Give the material once more, word for word, without any images.

-.-.-

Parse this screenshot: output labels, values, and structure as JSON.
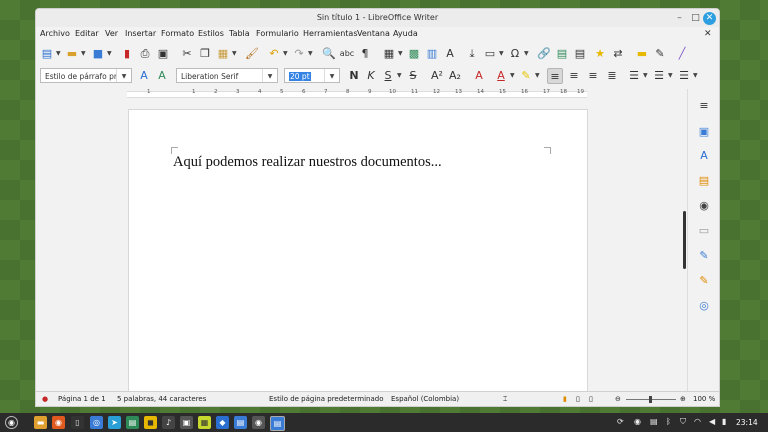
{
  "window": {
    "title": "Sin título 1 - LibreOffice Writer"
  },
  "menu": [
    "Archivo",
    "Editar",
    "Ver",
    "Insertar",
    "Formato",
    "Estilos",
    "Tabla",
    "Formulario",
    "Herramientas",
    "Ventana",
    "Ayuda"
  ],
  "formatting": {
    "paragraph_style": "Estilo de párrafo pr",
    "font_name": "Liberation Serif",
    "font_size": "20 pt"
  },
  "ruler": {
    "numbers": [
      "1",
      "1",
      "2",
      "3",
      "4",
      "5",
      "6",
      "7",
      "8",
      "9",
      "10",
      "11",
      "12",
      "13",
      "14",
      "15",
      "16",
      "17",
      "18",
      "19"
    ]
  },
  "document": {
    "text": "Aquí podemos realizar nuestros documentos..."
  },
  "status": {
    "page": "Página 1 de 1",
    "words": "5 palabras, 44 caracteres",
    "page_style": "Estilo de página predeterminado",
    "language": "Español (Colombia)",
    "zoom": "100 %"
  },
  "taskbar": {
    "clock": "23:14"
  },
  "colors": {
    "accent": "#3584e4",
    "close": "#2d9ee0",
    "desktop": "#4f7b34",
    "taskbar": "#2b2b2b"
  }
}
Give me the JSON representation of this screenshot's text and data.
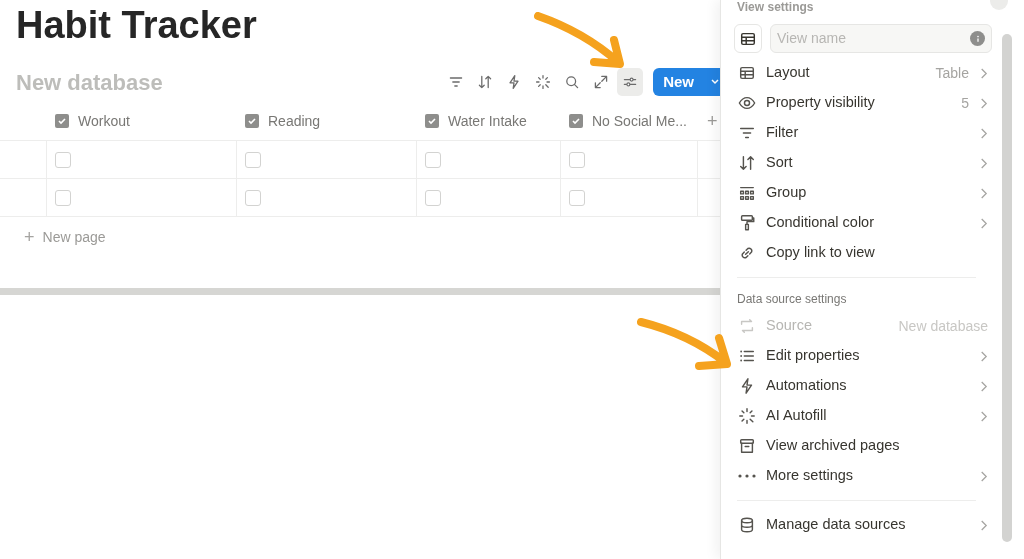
{
  "page": {
    "title": "Habit Tracker"
  },
  "database": {
    "title_placeholder": "New database",
    "toolbar": [
      {
        "kind": "filter",
        "selected": false
      },
      {
        "kind": "sort",
        "selected": false
      },
      {
        "kind": "bolt",
        "selected": false
      },
      {
        "kind": "sparkle",
        "selected": false
      },
      {
        "kind": "search",
        "selected": false
      },
      {
        "kind": "expand",
        "selected": false
      },
      {
        "kind": "sliders",
        "selected": true
      }
    ],
    "new_button": "New",
    "columns": [
      {
        "label": "Workout"
      },
      {
        "label": "Reading"
      },
      {
        "label": "Water Intake"
      },
      {
        "label": "No Social Me..."
      }
    ],
    "add_column": "+",
    "rows": [
      {
        "cells": [
          {
            "checked": false
          },
          {
            "checked": false
          },
          {
            "checked": false
          },
          {
            "checked": false
          }
        ]
      },
      {
        "cells": [
          {
            "checked": false
          },
          {
            "checked": false
          },
          {
            "checked": false
          },
          {
            "checked": false
          }
        ]
      }
    ],
    "new_page": {
      "icon": "+",
      "label": "New page"
    }
  },
  "panel": {
    "title": "View settings",
    "view_name_placeholder": "View name",
    "sections": [
      {
        "items": [
          {
            "kind": "table",
            "label": "Layout",
            "value": "Table",
            "chevron": true,
            "disabled": false
          },
          {
            "kind": "eye",
            "label": "Property visibility",
            "value": "5",
            "chevron": true,
            "disabled": false
          },
          {
            "kind": "filter",
            "label": "Filter",
            "chevron": true,
            "disabled": false
          },
          {
            "kind": "sort",
            "label": "Sort",
            "chevron": true,
            "disabled": false
          },
          {
            "kind": "group",
            "label": "Group",
            "chevron": true,
            "disabled": false
          },
          {
            "kind": "roller",
            "label": "Conditional color",
            "chevron": true,
            "disabled": false
          },
          {
            "kind": "link",
            "label": "Copy link to view",
            "chevron": false,
            "disabled": false
          }
        ]
      },
      {
        "heading": "Data source settings",
        "items": [
          {
            "kind": "source",
            "label": "Source",
            "value": "New database",
            "chevron": false,
            "disabled": true
          },
          {
            "kind": "list",
            "label": "Edit properties",
            "chevron": true,
            "disabled": false
          },
          {
            "kind": "bolt",
            "label": "Automations",
            "chevron": true,
            "disabled": false
          },
          {
            "kind": "sparkle",
            "label": "AI Autofill",
            "chevron": true,
            "disabled": false
          },
          {
            "kind": "archive",
            "label": "View archived pages",
            "chevron": false,
            "disabled": false
          },
          {
            "kind": "dots",
            "label": "More settings",
            "chevron": true,
            "disabled": false
          }
        ]
      },
      {
        "items": [
          {
            "kind": "database",
            "label": "Manage data sources",
            "chevron": true,
            "disabled": false
          }
        ]
      }
    ]
  }
}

-.-.-

§ WRITTEN SOLUTION:
Parse this screenshot: output labels, values, and structure as JSON.
{
  "window": {
    "title": "Sin título 1 - LibreOffice Writer"
  },
  "menu": [
    "Archivo",
    "Editar",
    "Ver",
    "Insertar",
    "Formato",
    "Estilos",
    "Tabla",
    "Formulario",
    "Herramientas",
    "Ventana",
    "Ayuda"
  ],
  "formatting": {
    "paragraph_style": "Estilo de párrafo pr",
    "font_name": "Liberation Serif",
    "font_size": "20 pt"
  },
  "ruler": {
    "numbers": [
      "1",
      "1",
      "2",
      "3",
      "4",
      "5",
      "6",
      "7",
      "8",
      "9",
      "10",
      "11",
      "12",
      "13",
      "14",
      "15",
      "16",
      "17",
      "18",
      "19"
    ]
  },
  "document": {
    "text": "Aquí podemos realizar nuestros documentos..."
  },
  "status": {
    "page": "Página 1 de 1",
    "words": "5 palabras, 44 caracteres",
    "page_style": "Estilo de página predeterminado",
    "language": "Español (Colombia)",
    "zoom": "100 %"
  },
  "taskbar": {
    "clock": "23:14"
  },
  "colors": {
    "accent": "#3584e4",
    "close": "#2d9ee0",
    "desktop": "#4f7b34",
    "taskbar": "#2b2b2b"
  }
}
Give me the JSON representation of this screenshot's text and data.
{
  "page": {
    "title": "Habit Tracker"
  },
  "database": {
    "title_placeholder": "New database",
    "toolbar": [
      {
        "kind": "filter",
        "selected": false
      },
      {
        "kind": "sort",
        "selected": false
      },
      {
        "kind": "bolt",
        "selected": false
      },
      {
        "kind": "sparkle",
        "selected": false
      },
      {
        "kind": "search",
        "selected": false
      },
      {
        "kind": "expand",
        "selected": false
      },
      {
        "kind": "sliders",
        "selected": true
      }
    ],
    "new_button": "New",
    "columns": [
      {
        "label": "Workout"
      },
      {
        "label": "Reading"
      },
      {
        "label": "Water Intake"
      },
      {
        "label": "No Social Me..."
      }
    ],
    "add_column": "+",
    "rows": [
      {
        "cells": [
          {
            "checked": false
          },
          {
            "checked": false
          },
          {
            "checked": false
          },
          {
            "checked": false
          }
        ]
      },
      {
        "cells": [
          {
            "checked": false
          },
          {
            "checked": false
          },
          {
            "checked": false
          },
          {
            "checked": false
          }
        ]
      }
    ],
    "new_page": {
      "icon": "+",
      "label": "New page"
    }
  },
  "panel": {
    "title": "View settings",
    "view_name_placeholder": "View name",
    "sections": [
      {
        "items": [
          {
            "kind": "table",
            "label": "Layout",
            "value": "Table",
            "chevron": true,
            "disabled": false
          },
          {
            "kind": "eye",
            "label": "Property visibility",
            "value": "5",
            "chevron": true,
            "disabled": false
          },
          {
            "kind": "filter",
            "label": "Filter",
            "chevron": true,
            "disabled": false
          },
          {
            "kind": "sort",
            "label": "Sort",
            "chevron": true,
            "disabled": false
          },
          {
            "kind": "group",
            "label": "Group",
            "chevron": true,
            "disabled": false
          },
          {
            "kind": "roller",
            "label": "Conditional color",
            "chevron": true,
            "disabled": false
          },
          {
            "kind": "link",
            "label": "Copy link to view",
            "chevron": false,
            "disabled": false
          }
        ]
      },
      {
        "heading": "Data source settings",
        "items": [
          {
            "kind": "source",
            "label": "Source",
            "value": "New database",
            "chevron": false,
            "disabled": true
          },
          {
            "kind": "list",
            "label": "Edit properties",
            "chevron": true,
            "disabled": false
          },
          {
            "kind": "bolt",
            "label": "Automations",
            "chevron": true,
            "disabled": false
          },
          {
            "kind": "sparkle",
            "label": "AI Autofill",
            "chevron": true,
            "disabled": false
          },
          {
            "kind": "archive",
            "label": "View archived pages",
            "chevron": false,
            "disabled": false
          },
          {
            "kind": "dots",
            "label": "More settings",
            "chevron": true,
            "disabled": false
          }
        ]
      },
      {
        "items": [
          {
            "kind": "database",
            "label": "Manage data sources",
            "chevron": true,
            "disabled": false
          }
        ]
      }
    ]
  }
}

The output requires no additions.